Keep every line where the word "expected" appears; drop the rest.
[start of Data in this exercise]
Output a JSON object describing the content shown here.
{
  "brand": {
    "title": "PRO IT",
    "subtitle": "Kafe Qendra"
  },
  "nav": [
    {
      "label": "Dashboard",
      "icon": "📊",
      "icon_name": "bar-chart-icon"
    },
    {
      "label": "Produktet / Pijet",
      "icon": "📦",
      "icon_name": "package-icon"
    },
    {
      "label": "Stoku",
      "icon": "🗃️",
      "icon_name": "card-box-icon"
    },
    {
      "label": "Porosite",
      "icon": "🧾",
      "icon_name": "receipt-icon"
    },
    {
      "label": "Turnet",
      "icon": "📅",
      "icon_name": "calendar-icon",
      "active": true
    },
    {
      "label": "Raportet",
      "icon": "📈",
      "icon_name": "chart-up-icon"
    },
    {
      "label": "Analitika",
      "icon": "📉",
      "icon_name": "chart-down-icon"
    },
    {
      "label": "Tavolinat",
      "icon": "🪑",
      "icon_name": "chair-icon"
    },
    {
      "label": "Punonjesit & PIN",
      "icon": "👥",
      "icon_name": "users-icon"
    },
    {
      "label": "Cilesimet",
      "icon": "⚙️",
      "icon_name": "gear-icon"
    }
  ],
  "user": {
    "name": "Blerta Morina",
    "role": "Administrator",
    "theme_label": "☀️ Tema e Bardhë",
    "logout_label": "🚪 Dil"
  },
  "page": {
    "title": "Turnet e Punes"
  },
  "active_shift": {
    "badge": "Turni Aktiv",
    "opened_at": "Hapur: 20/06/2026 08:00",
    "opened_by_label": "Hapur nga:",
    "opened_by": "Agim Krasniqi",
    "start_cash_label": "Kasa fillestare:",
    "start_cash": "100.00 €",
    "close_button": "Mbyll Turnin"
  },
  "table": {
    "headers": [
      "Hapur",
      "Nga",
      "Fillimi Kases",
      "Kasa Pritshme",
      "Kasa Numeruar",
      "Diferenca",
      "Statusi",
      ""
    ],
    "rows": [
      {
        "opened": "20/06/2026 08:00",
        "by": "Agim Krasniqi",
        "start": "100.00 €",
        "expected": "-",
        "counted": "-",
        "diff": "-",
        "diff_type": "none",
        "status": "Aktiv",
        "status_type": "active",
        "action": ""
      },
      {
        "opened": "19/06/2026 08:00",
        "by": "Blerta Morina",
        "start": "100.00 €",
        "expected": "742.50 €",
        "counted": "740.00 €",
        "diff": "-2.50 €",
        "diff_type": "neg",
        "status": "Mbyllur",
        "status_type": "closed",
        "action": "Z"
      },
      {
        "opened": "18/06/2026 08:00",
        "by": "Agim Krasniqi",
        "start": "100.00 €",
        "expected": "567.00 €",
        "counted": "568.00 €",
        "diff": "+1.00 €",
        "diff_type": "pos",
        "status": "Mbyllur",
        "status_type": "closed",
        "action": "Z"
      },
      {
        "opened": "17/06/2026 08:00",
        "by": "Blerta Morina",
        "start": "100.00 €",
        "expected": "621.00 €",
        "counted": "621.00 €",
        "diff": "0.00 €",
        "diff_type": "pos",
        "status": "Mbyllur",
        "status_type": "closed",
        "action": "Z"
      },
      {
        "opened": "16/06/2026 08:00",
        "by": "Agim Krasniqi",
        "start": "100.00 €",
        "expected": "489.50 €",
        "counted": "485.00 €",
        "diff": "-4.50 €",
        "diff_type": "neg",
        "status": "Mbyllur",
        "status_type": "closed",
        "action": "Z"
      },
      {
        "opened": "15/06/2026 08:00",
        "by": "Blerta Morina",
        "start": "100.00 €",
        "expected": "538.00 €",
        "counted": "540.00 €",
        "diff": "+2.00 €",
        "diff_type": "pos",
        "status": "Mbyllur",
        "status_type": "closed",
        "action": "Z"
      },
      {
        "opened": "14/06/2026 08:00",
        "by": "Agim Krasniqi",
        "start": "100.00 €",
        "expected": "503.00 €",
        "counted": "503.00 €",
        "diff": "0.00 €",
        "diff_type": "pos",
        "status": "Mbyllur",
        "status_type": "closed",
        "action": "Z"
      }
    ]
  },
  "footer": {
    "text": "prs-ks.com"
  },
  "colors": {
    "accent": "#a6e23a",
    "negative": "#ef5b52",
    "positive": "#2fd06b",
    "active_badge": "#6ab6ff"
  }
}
[end of Data in this exercise]
Solution to the exercise |
        "expected": "-",
        "expected": "742.50 €",
        "expected": "567.00 €",
        "expected": "621.00 €",
        "expected": "489.50 €",
        "expected": "538.00 €",
        "expected": "503.00 €",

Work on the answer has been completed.